Description of the task :: Retype everything in the listing, leaving each line exactly as it is.

:: Dataset extract

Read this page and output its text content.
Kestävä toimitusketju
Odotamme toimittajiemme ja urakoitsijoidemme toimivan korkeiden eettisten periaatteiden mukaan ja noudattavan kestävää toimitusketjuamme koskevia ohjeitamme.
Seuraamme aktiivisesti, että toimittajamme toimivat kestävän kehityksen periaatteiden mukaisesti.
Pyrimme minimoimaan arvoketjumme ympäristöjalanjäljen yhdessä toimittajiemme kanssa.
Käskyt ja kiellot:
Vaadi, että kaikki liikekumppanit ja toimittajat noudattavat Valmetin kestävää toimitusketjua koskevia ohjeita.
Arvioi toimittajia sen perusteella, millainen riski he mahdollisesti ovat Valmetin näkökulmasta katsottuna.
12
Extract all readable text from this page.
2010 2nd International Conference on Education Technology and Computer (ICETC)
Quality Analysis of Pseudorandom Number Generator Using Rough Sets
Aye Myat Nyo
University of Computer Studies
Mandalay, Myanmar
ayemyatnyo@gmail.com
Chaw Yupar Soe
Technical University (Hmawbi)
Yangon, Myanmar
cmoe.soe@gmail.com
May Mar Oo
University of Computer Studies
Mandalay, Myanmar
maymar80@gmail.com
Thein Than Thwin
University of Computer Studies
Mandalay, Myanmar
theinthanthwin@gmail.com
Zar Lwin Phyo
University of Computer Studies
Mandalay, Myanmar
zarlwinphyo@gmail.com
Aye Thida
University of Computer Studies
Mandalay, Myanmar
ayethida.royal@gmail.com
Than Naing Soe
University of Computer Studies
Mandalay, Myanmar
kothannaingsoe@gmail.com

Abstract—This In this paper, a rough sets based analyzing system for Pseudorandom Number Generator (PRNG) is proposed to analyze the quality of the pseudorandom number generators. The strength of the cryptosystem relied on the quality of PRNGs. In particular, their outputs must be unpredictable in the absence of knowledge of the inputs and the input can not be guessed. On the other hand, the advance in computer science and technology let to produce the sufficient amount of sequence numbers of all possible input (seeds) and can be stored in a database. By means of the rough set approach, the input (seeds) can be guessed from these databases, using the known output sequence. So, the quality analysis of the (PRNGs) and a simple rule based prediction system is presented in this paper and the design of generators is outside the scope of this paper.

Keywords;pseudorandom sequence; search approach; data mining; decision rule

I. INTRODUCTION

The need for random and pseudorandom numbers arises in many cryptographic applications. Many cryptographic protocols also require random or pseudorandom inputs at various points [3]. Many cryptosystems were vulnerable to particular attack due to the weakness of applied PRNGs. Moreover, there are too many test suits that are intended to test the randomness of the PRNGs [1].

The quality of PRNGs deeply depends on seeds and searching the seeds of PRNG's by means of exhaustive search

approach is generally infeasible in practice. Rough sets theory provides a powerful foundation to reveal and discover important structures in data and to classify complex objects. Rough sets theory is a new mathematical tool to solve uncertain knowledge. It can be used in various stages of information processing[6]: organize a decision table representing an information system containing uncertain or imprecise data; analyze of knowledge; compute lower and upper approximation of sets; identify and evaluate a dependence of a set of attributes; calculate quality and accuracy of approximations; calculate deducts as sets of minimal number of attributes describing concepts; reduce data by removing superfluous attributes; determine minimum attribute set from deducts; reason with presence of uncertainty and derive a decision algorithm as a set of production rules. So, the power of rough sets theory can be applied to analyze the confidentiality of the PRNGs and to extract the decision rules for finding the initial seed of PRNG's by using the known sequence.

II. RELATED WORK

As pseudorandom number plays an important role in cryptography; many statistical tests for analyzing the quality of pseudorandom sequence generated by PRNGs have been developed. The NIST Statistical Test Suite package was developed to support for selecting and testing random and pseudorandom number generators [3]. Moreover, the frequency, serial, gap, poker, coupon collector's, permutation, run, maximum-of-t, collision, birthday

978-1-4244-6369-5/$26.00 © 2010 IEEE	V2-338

::::

Output below ::
Read this page and output its text content.
Kestävä toimitusketju
Odotamme toimittajiemme ja urakoitsijoidemme toimivan korkeiden eettisten periaatteiden mukaan ja noudattavan kestävää toimitusketjuamme koskevia ohjeitamme.
Seuraamme aktiivisesti, että toimittajamme toimivat kestävän kehityksen periaatteiden mukaisesti.
Pyrimme minimoimaan arvoketjumme ympäristöjalanjäljen yhdessä toimittajiemme kanssa.
Käskyt ja kiellot:
Vaadi, että kaikki liikekumppanit ja toimittajat noudattavat Valmetin kestävää toimitusketjua koskevia ohjeita.
Arvioi toimittajia sen perusteella, millainen riski he mahdollisesti ovat Valmetin näkökulmasta katsottuna.
12
Extract all readable text from this page.
2010 2nd International Conference on Education Technology and Computer (ICETC)
Quality Analysis of Pseudorandom Number Generator Using Rough Sets
Aye Myat Nyo
University of Computer Studies
Mandalay, Myanmar
ayemyatnyo@gmail.com
Chaw Yupar Soe
Technical University (Hmawbi)
Yangon, Myanmar
cmoe.soe@gmail.com
May Mar Oo
University of Computer Studies
Mandalay, Myanmar
maymar80@gmail.com
Thein Than Thwin
University of Computer Studies
Mandalay, Myanmar
theinthanthwin@gmail.com
Zar Lwin Phyo
University of Computer Studies
Mandalay, Myanmar
zarlwinphyo@gmail.com
Aye Thida
University of Computer Studies
Mandalay, Myanmar
ayethida.royal@gmail.com
Than Naing Soe
University of Computer Studies
Mandalay, Myanmar
kothannaingsoe@gmail.com

Abstract—This In this paper, a rough sets based analyzing system for Pseudorandom Number Generator (PRNG) is proposed to analyze the quality of the pseudorandom number generators. The strength of the cryptosystem relied on the quality of PRNGs. In particular, their outputs must be unpredictable in the absence of knowledge of the inputs and the input can not be guessed. On the other hand, the advance in computer science and technology let to produce the sufficient amount of sequence numbers of all possible input (seeds) and can be stored in a database. By means of the rough set approach, the input (seeds) can be guessed from these databases, using the known output sequence. So, the quality analysis of the (PRNGs) and a simple rule based prediction system is presented in this paper and the design of generators is outside the scope of this paper.

Keywords;pseudorandom sequence; search approach; data mining; decision rule

I. INTRODUCTION

The need for random and pseudorandom numbers arises in many cryptographic applications. Many cryptographic protocols also require random or pseudorandom inputs at various points [3]. Many cryptosystems were vulnerable to particular attack due to the weakness of applied PRNGs. Moreover, there are too many test suits that are intended to test the randomness of the PRNGs [1].

The quality of PRNGs deeply depends on seeds and searching the seeds of PRNG's by means of exhaustive search

approach is generally infeasible in practice. Rough sets theory provides a powerful foundation to reveal and discover important structures in data and to classify complex objects. Rough sets theory is a new mathematical tool to solve uncertain knowledge. It can be used in various stages of information processing[6]: organize a decision table representing an information system containing uncertain or imprecise data; analyze of knowledge; compute lower and upper approximation of sets; identify and evaluate a dependence of a set of attributes; calculate quality and accuracy of approximations; calculate deducts as sets of minimal number of attributes describing concepts; reduce data by removing superfluous attributes; determine minimum attribute set from deducts; reason with presence of uncertainty and derive a decision algorithm as a set of production rules. So, the power of rough sets theory can be applied to analyze the confidentiality of the PRNGs and to extract the decision rules for finding the initial seed of PRNG's by using the known sequence.

II. RELATED WORK

As pseudorandom number plays an important role in cryptography; many statistical tests for analyzing the quality of pseudorandom sequence generated by PRNGs have been developed. The NIST Statistical Test Suite package was developed to support for selecting and testing random and pseudorandom number generators [3]. Moreover, the frequency, serial, gap, poker, coupon collector's, permutation, run, maximum-of-t, collision, birthday

978-1-4244-6369-5/$26.00 © 2010 IEEE	V2-338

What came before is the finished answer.